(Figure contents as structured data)
:::

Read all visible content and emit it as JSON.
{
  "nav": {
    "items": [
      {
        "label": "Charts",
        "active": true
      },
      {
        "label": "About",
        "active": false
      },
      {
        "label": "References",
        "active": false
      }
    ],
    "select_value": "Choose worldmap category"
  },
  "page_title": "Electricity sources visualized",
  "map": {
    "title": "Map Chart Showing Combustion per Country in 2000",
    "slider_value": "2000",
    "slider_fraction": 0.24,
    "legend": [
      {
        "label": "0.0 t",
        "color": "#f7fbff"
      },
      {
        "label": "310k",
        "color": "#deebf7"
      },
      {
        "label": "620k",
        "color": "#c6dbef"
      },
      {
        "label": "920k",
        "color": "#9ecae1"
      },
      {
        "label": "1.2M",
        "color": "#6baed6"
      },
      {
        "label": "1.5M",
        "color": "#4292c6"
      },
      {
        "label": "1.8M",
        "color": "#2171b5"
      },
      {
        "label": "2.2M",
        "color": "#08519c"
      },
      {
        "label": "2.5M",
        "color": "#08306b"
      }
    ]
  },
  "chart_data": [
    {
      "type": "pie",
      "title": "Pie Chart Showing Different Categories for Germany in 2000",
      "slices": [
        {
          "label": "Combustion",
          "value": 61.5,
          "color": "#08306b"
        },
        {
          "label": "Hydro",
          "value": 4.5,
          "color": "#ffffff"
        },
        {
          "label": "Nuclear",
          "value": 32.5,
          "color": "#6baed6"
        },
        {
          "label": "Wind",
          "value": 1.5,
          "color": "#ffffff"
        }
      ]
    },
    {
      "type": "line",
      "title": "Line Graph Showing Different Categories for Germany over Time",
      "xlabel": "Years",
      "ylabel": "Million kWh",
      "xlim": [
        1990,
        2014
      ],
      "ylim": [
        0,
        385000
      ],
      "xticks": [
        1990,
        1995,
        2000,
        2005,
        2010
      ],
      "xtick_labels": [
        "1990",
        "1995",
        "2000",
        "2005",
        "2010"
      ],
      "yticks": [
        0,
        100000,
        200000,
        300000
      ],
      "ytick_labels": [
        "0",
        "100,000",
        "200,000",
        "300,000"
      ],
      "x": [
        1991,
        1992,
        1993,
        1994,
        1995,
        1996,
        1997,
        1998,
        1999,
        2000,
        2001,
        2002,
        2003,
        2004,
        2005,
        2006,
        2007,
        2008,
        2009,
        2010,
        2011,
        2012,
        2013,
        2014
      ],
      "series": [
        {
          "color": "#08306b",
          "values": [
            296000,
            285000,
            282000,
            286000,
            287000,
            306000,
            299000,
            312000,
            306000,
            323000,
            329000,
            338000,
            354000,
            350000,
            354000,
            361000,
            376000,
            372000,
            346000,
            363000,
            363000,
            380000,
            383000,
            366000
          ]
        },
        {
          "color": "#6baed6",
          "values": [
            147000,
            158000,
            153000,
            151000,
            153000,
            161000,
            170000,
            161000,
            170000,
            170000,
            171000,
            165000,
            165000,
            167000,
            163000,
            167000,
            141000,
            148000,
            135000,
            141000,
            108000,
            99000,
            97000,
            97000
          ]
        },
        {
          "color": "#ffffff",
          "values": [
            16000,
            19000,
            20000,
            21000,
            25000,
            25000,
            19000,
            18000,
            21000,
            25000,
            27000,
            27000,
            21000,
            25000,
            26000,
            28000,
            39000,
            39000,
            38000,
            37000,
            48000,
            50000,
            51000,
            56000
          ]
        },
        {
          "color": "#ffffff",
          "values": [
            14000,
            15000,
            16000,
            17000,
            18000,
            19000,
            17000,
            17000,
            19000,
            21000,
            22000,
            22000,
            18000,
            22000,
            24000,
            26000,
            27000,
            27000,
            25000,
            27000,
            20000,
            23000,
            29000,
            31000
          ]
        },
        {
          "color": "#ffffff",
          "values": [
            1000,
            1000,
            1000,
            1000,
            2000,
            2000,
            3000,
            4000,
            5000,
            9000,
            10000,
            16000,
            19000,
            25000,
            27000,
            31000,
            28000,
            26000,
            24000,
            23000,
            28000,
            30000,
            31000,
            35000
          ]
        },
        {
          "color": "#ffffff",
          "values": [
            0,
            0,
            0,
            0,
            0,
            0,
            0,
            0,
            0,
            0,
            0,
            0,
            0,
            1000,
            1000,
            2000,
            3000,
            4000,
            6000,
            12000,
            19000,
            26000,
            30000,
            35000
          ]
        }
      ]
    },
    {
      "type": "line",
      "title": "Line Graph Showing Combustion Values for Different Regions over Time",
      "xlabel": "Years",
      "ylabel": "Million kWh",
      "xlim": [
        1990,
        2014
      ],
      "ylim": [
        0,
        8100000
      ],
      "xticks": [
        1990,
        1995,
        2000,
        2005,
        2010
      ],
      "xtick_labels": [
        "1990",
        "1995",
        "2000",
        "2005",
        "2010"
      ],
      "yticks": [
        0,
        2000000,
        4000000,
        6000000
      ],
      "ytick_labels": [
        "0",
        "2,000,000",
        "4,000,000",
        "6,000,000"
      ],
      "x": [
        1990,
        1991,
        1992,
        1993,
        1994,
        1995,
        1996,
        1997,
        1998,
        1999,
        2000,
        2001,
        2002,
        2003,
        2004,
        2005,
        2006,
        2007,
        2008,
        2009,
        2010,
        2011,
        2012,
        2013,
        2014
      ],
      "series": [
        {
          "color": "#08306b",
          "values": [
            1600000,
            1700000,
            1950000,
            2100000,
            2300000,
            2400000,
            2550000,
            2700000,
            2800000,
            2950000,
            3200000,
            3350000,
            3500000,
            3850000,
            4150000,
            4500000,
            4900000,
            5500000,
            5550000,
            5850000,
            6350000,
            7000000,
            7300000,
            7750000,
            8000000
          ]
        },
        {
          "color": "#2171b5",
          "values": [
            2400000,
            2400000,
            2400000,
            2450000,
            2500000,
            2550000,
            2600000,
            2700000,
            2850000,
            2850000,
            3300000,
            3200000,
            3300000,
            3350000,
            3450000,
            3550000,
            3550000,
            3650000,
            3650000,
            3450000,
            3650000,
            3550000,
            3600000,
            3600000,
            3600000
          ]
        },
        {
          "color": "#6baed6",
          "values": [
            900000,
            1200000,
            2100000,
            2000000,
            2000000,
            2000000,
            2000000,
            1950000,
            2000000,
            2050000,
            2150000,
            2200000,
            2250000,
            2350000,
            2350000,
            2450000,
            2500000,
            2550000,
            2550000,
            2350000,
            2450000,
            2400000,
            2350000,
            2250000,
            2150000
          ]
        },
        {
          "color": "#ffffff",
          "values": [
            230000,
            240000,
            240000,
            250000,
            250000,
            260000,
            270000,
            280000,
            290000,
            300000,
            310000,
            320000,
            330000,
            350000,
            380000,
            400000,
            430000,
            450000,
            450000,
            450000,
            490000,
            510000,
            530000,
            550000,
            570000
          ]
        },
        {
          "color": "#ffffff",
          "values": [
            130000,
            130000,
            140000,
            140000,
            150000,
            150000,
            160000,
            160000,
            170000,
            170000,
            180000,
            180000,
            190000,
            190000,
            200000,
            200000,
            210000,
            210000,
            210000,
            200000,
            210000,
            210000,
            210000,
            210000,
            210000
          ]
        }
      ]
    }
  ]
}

:::

Print all of the data exactly as it was given.

Read all visible content and emit it as JSON.
{
  "nav": {
    "items": [
      {
        "label": "Charts",
        "active": true
      },
      {
        "label": "About",
        "active": false
      },
      {
        "label": "References",
        "active": false
      }
    ],
    "select_value": "Choose worldmap category"
  },
  "page_title": "Electricity sources visualized",
  "map": {
    "title": "Map Chart Showing Combustion per Country in 2000",
    "slider_value": "2000",
    "slider_fraction": 0.24,
    "legend": [
      {
        "label": "0.0 t",
        "color": "#f7fbff"
      },
      {
        "label": "310k",
        "color": "#deebf7"
      },
      {
        "label": "620k",
        "color": "#c6dbef"
      },
      {
        "label": "920k",
        "color": "#9ecae1"
      },
      {
        "label": "1.2M",
        "color": "#6baed6"
      },
      {
        "label": "1.5M",
        "color": "#4292c6"
      },
      {
        "label": "1.8M",
        "color": "#2171b5"
      },
      {
        "label": "2.2M",
        "color": "#08519c"
      },
      {
        "label": "2.5M",
        "color": "#08306b"
      }
    ]
  },
  "chart_data": [
    {
      "type": "pie",
      "title": "Pie Chart Showing Different Categories for Germany in 2000",
      "slices": [
        {
          "label": "Combustion",
          "value": 61.5,
          "color": "#08306b"
        },
        {
          "label": "Hydro",
          "value": 4.5,
          "color": "#ffffff"
        },
        {
          "label": "Nuclear",
          "value": 32.5,
          "color": "#6baed6"
        },
        {
          "label": "Wind",
          "value": 1.5,
          "color": "#ffffff"
        }
      ]
    },
    {
      "type": "line",
      "title": "Line Graph Showing Different Categories for Germany over Time",
      "xlabel": "Years",
      "ylabel": "Million kWh",
      "xlim": [
        1990,
        2014
      ],
      "ylim": [
        0,
        385000
      ],
      "xticks": [
        1990,
        1995,
        2000,
        2005,
        2010
      ],
      "xtick_labels": [
        "1990",
        "1995",
        "2000",
        "2005",
        "2010"
      ],
      "yticks": [
        0,
        100000,
        200000,
        300000
      ],
      "ytick_labels": [
        "0",
        "100,000",
        "200,000",
        "300,000"
      ],
      "x": [
        1991,
        1992,
        1993,
        1994,
        1995,
        1996,
        1997,
        1998,
        1999,
        2000,
        2001,
        2002,
        2003,
        2004,
        2005,
        2006,
        2007,
        2008,
        2009,
        2010,
        2011,
        2012,
        2013,
        2014
      ],
      "series": [
        {
          "color": "#08306b",
          "values": [
            296000,
            285000,
            282000,
            286000,
            287000,
            306000,
            299000,
            312000,
            306000,
            323000,
            329000,
            338000,
            354000,
            350000,
            354000,
            361000,
            376000,
            372000,
            346000,
            363000,
            363000,
            380000,
            383000,
            366000
          ]
        },
        {
          "color": "#6baed6",
          "values": [
            147000,
            158000,
            153000,
            151000,
            153000,
            161000,
            170000,
            161000,
            170000,
            170000,
            171000,
            165000,
            165000,
            167000,
            163000,
            167000,
            141000,
            148000,
            135000,
            141000,
            108000,
            99000,
            97000,
            97000
          ]
        },
        {
          "color": "#ffffff",
          "values": [
            16000,
            19000,
            20000,
            21000,
            25000,
            25000,
            19000,
            18000,
            21000,
            25000,
            27000,
            27000,
            21000,
            25000,
            26000,
            28000,
            39000,
            39000,
            38000,
            37000,
            48000,
            50000,
            51000,
            56000
          ]
        },
        {
          "color": "#ffffff",
          "values": [
            14000,
            15000,
            16000,
            17000,
            18000,
            19000,
            17000,
            17000,
            19000,
            21000,
            22000,
            22000,
            18000,
            22000,
            24000,
            26000,
            27000,
            27000,
            25000,
            27000,
            20000,
            23000,
            29000,
            31000
          ]
        },
        {
          "color": "#ffffff",
          "values": [
            1000,
            1000,
            1000,
            1000,
            2000,
            2000,
            3000,
            4000,
            5000,
            9000,
            10000,
            16000,
            19000,
            25000,
            27000,
            31000,
            28000,
            26000,
            24000,
            23000,
            28000,
            30000,
            31000,
            35000
          ]
        },
        {
          "color": "#ffffff",
          "values": [
            0,
            0,
            0,
            0,
            0,
            0,
            0,
            0,
            0,
            0,
            0,
            0,
            0,
            1000,
            1000,
            2000,
            3000,
            4000,
            6000,
            12000,
            19000,
            26000,
            30000,
            35000
          ]
        }
      ]
    },
    {
      "type": "line",
      "title": "Line Graph Showing Combustion Values for Different Regions over Time",
      "xlabel": "Years",
      "ylabel": "Million kWh",
      "xlim": [
        1990,
        2014
      ],
      "ylim": [
        0,
        8100000
      ],
      "xticks": [
        1990,
        1995,
        2000,
        2005,
        2010
      ],
      "xtick_labels": [
        "1990",
        "1995",
        "2000",
        "2005",
        "2010"
      ],
      "yticks": [
        0,
        2000000,
        4000000,
        6000000
      ],
      "ytick_labels": [
        "0",
        "2,000,000",
        "4,000,000",
        "6,000,000"
      ],
      "x": [
        1990,
        1991,
        1992,
        1993,
        1994,
        1995,
        1996,
        1997,
        1998,
        1999,
        2000,
        2001,
        2002,
        2003,
        2004,
        2005,
        2006,
        2007,
        2008,
        2009,
        2010,
        2011,
        2012,
        2013,
        2014
      ],
      "series": [
        {
          "color": "#08306b",
          "values": [
            1600000,
            1700000,
            1950000,
            2100000,
            2300000,
            2400000,
            2550000,
            2700000,
            2800000,
            2950000,
            3200000,
            3350000,
            3500000,
            3850000,
            4150000,
            4500000,
            4900000,
            5500000,
            5550000,
            5850000,
            6350000,
            7000000,
            7300000,
            7750000,
            8000000
          ]
        },
        {
          "color": "#2171b5",
          "values": [
            2400000,
            2400000,
            2400000,
            2450000,
            2500000,
            2550000,
            2600000,
            2700000,
            2850000,
            2850000,
            3300000,
            3200000,
            3300000,
            3350000,
            3450000,
            3550000,
            3550000,
            3650000,
            3650000,
            3450000,
            3650000,
            3550000,
            3600000,
            3600000,
            3600000
          ]
        },
        {
          "color": "#6baed6",
          "values": [
            900000,
            1200000,
            2100000,
            2000000,
            2000000,
            2000000,
            2000000,
            1950000,
            2000000,
            2050000,
            2150000,
            2200000,
            2250000,
            2350000,
            2350000,
            2450000,
            2500000,
            2550000,
            2550000,
            2350000,
            2450000,
            2400000,
            2350000,
            2250000,
            2150000
          ]
        },
        {
          "color": "#ffffff",
          "values": [
            230000,
            240000,
            240000,
            250000,
            250000,
            260000,
            270000,
            280000,
            290000,
            300000,
            310000,
            320000,
            330000,
            350000,
            380000,
            400000,
            430000,
            450000,
            450000,
            450000,
            490000,
            510000,
            530000,
            550000,
            570000
          ]
        },
        {
          "color": "#ffffff",
          "values": [
            130000,
            130000,
            140000,
            140000,
            150000,
            150000,
            160000,
            160000,
            170000,
            170000,
            180000,
            180000,
            190000,
            190000,
            200000,
            200000,
            210000,
            210000,
            210000,
            200000,
            210000,
            210000,
            210000,
            210000,
            210000
          ]
        }
      ]
    }
  ]
}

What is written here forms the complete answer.